**WHAT THIS TASK INVOLVES**
Copy each line below without leaving any out.

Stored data
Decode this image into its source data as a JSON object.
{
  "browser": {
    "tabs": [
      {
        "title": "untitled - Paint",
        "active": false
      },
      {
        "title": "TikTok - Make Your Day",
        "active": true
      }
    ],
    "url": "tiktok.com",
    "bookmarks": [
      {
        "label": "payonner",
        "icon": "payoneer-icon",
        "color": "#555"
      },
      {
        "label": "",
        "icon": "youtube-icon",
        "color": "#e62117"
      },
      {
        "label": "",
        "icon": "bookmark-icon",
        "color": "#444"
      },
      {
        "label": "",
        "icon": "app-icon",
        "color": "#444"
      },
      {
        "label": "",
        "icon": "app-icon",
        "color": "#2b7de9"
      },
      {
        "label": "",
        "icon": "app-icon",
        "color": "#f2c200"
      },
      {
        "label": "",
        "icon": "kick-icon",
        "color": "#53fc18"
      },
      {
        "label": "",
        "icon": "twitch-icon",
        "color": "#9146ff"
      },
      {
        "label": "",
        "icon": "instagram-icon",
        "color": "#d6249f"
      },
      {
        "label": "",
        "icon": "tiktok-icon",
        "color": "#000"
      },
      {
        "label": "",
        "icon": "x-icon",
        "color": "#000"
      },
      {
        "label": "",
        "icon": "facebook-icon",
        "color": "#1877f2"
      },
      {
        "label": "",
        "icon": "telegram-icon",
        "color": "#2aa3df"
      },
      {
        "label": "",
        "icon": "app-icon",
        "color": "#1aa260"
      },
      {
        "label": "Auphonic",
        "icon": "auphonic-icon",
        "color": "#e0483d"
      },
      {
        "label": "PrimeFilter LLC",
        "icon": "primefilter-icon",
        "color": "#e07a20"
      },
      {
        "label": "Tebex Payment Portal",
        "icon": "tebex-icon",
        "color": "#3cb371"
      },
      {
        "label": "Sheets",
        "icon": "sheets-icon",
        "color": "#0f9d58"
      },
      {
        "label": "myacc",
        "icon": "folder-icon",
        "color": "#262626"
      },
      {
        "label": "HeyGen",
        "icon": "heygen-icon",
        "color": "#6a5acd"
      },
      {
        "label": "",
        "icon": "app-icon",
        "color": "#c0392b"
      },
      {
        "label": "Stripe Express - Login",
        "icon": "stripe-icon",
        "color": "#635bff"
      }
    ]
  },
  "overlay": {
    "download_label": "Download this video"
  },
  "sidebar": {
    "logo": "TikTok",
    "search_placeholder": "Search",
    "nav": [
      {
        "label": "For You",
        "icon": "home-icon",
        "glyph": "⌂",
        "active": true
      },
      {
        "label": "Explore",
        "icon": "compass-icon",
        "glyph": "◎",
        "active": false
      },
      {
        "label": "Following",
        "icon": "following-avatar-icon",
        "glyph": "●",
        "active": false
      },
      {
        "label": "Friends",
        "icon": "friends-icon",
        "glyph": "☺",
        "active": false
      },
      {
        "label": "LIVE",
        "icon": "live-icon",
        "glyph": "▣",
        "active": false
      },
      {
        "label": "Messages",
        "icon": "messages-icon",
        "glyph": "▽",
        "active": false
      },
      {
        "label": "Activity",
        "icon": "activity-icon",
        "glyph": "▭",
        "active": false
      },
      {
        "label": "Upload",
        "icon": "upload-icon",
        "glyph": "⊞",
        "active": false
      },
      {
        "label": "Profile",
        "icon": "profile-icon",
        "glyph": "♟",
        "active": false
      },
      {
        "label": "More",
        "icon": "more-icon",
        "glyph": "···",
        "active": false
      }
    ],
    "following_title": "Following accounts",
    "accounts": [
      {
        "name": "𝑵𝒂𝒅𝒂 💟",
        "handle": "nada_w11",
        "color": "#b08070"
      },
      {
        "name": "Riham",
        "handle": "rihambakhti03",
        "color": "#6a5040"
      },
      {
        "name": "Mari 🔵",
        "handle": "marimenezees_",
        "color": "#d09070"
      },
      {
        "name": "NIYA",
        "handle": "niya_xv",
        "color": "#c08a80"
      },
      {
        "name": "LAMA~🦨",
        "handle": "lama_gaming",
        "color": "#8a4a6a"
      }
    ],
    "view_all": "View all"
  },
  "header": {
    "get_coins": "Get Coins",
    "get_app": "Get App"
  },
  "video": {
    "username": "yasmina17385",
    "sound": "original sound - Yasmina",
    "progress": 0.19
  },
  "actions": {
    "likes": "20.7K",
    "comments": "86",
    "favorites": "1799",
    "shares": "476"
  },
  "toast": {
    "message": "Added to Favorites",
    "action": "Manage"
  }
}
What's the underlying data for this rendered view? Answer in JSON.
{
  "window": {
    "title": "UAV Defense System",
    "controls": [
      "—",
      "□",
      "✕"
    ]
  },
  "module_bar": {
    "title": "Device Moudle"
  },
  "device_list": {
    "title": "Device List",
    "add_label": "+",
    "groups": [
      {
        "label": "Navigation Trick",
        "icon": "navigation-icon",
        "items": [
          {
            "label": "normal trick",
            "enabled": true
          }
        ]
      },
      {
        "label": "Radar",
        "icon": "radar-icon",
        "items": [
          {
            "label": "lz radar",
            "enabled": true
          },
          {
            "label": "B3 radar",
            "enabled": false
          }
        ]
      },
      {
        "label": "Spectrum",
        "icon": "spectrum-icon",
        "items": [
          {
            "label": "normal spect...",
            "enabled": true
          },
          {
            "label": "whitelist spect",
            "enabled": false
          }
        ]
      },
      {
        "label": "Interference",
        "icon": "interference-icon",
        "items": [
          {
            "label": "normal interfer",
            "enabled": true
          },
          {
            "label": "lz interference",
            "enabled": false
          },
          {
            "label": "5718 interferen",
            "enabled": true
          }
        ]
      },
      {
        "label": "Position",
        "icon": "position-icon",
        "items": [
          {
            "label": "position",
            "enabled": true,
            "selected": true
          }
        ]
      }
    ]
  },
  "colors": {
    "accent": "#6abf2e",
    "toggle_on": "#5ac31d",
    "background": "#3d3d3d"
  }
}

**THE COMPLETED TASK**
Decode this image into its source data as a JSON object.
{
  "browser": {
    "tabs": [
      {
        "title": "untitled - Paint",
        "active": false
      },
      {
        "title": "TikTok - Make Your Day",
        "active": true
      }
    ],
    "url": "tiktok.com",
    "bookmarks": [
      {
        "label": "payonner",
        "icon": "payoneer-icon",
        "color": "#555"
      },
      {
        "label": "",
        "icon": "youtube-icon",
        "color": "#e62117"
      },
      {
        "label": "",
        "icon": "bookmark-icon",
        "color": "#444"
      },
      {
        "label": "",
        "icon": "app-icon",
        "color": "#444"
      },
      {
        "label": "",
        "icon": "app-icon",
        "color": "#2b7de9"
      },
      {
        "label": "",
        "icon": "app-icon",
        "color": "#f2c200"
      },
      {
        "label": "",
        "icon": "kick-icon",
        "color": "#53fc18"
      },
      {
        "label": "",
        "icon": "twitch-icon",
        "color": "#9146ff"
      },
      {
        "label": "",
        "icon": "instagram-icon",
        "color": "#d6249f"
      },
      {
        "label": "",
        "icon": "tiktok-icon",
        "color": "#000"
      },
      {
        "label": "",
        "icon": "x-icon",
        "color": "#000"
      },
      {
        "label": "",
        "icon": "facebook-icon",
        "color": "#1877f2"
      },
      {
        "label": "",
        "icon": "telegram-icon",
        "color": "#2aa3df"
      },
      {
        "label": "",
        "icon": "app-icon",
        "color": "#1aa260"
      },
      {
        "label": "Auphonic",
        "icon": "auphonic-icon",
        "color": "#e0483d"
      },
      {
        "label": "PrimeFilter LLC",
        "icon": "primefilter-icon",
        "color": "#e07a20"
      },
      {
        "label": "Tebex Payment Portal",
        "icon": "tebex-icon",
        "color": "#3cb371"
      },
      {
        "label": "Sheets",
        "icon": "sheets-icon",
        "color": "#0f9d58"
      },
      {
        "label": "myacc",
        "icon": "folder-icon",
        "color": "#262626"
      },
      {
        "label": "HeyGen",
        "icon": "heygen-icon",
        "color": "#6a5acd"
      },
      {
        "label": "",
        "icon": "app-icon",
        "color": "#c0392b"
      },
      {
        "label": "Stripe Express - Login",
        "icon": "stripe-icon",
        "color": "#635bff"
      }
    ]
  },
  "overlay": {
    "download_label": "Download this video"
  },
  "sidebar": {
    "logo": "TikTok",
    "search_placeholder": "Search",
    "nav": [
      {
        "label": "For You",
        "icon": "home-icon",
        "glyph": "⌂",
        "active": true
      },
      {
        "label": "Explore",
        "icon": "compass-icon",
        "glyph": "◎",
        "active": false
      },
      {
        "label": "Following",
        "icon": "following-avatar-icon",
        "glyph": "●",
        "active": false
      },
      {
        "label": "Friends",
        "icon": "friends-icon",
        "glyph": "☺",
        "active": false
      },
      {
        "label": "LIVE",
        "icon": "live-icon",
        "glyph": "▣",
        "active": false
      },
      {
        "label": "Messages",
        "icon": "messages-icon",
        "glyph": "▽",
        "active": false
      },
      {
        "label": "Activity",
        "icon": "activity-icon",
        "glyph": "▭",
        "active": false
      },
      {
        "label": "Upload",
        "icon": "upload-icon",
        "glyph": "⊞",
        "active": false
      },
      {
        "label": "Profile",
        "icon": "profile-icon",
        "glyph": "♟",
        "active": false
      },
      {
        "label": "More",
        "icon": "more-icon",
        "glyph": "···",
        "active": false
      }
    ],
    "following_title": "Following accounts",
    "accounts": [
      {
        "name": "𝑵𝒂𝒅𝒂 💟",
        "handle": "nada_w11",
        "color": "#b08070"
      },
      {
        "name": "Riham",
        "handle": "rihambakhti03",
        "color": "#6a5040"
      },
      {
        "name": "Mari 🔵",
        "handle": "marimenezees_",
        "color": "#d09070"
      },
      {
        "name": "NIYA",
        "handle": "niya_xv",
        "color": "#c08a80"
      },
      {
        "name": "LAMA~🦨",
        "handle": "lama_gaming",
        "color": "#8a4a6a"
      }
    ],
    "view_all": "View all"
  },
  "header": {
    "get_coins": "Get Coins",
    "get_app": "Get App"
  },
  "video": {
    "username": "yasmina17385",
    "sound": "original sound - Yasmina",
    "progress": 0.19
  },
  "actions": {
    "likes": "20.7K",
    "comments": "86",
    "favorites": "1799",
    "shares": "476"
  },
  "toast": {
    "message": "Added to Favorites",
    "action": "Manage"
  }
}
What's the underlying data for this rendered view? Answer in JSON.
{
  "window": {
    "title": "UAV Defense System",
    "controls": [
      "—",
      "□",
      "✕"
    ]
  },
  "module_bar": {
    "title": "Device Moudle"
  },
  "device_list": {
    "title": "Device List",
    "add_label": "+",
    "groups": [
      {
        "label": "Navigation Trick",
        "icon": "navigation-icon",
        "items": [
          {
            "label": "normal trick",
            "enabled": true
          }
        ]
      },
      {
        "label": "Radar",
        "icon": "radar-icon",
        "items": [
          {
            "label": "lz radar",
            "enabled": true
          },
          {
            "label": "B3 radar",
            "enabled": false
          }
        ]
      },
      {
        "label": "Spectrum",
        "icon": "spectrum-icon",
        "items": [
          {
            "label": "normal spect...",
            "enabled": true
          },
          {
            "label": "whitelist spect",
            "enabled": false
          }
        ]
      },
      {
        "label": "Interference",
        "icon": "interference-icon",
        "items": [
          {
            "label": "normal interfer",
            "enabled": true
          },
          {
            "label": "lz interference",
            "enabled": false
          },
          {
            "label": "5718 interferen",
            "enabled": true
          }
        ]
      },
      {
        "label": "Position",
        "icon": "position-icon",
        "items": [
          {
            "label": "position",
            "enabled": true,
            "selected": true
          }
        ]
      }
    ]
  },
  "colors": {
    "accent": "#6abf2e",
    "toggle_on": "#5ac31d",
    "background": "#3d3d3d"
  }
}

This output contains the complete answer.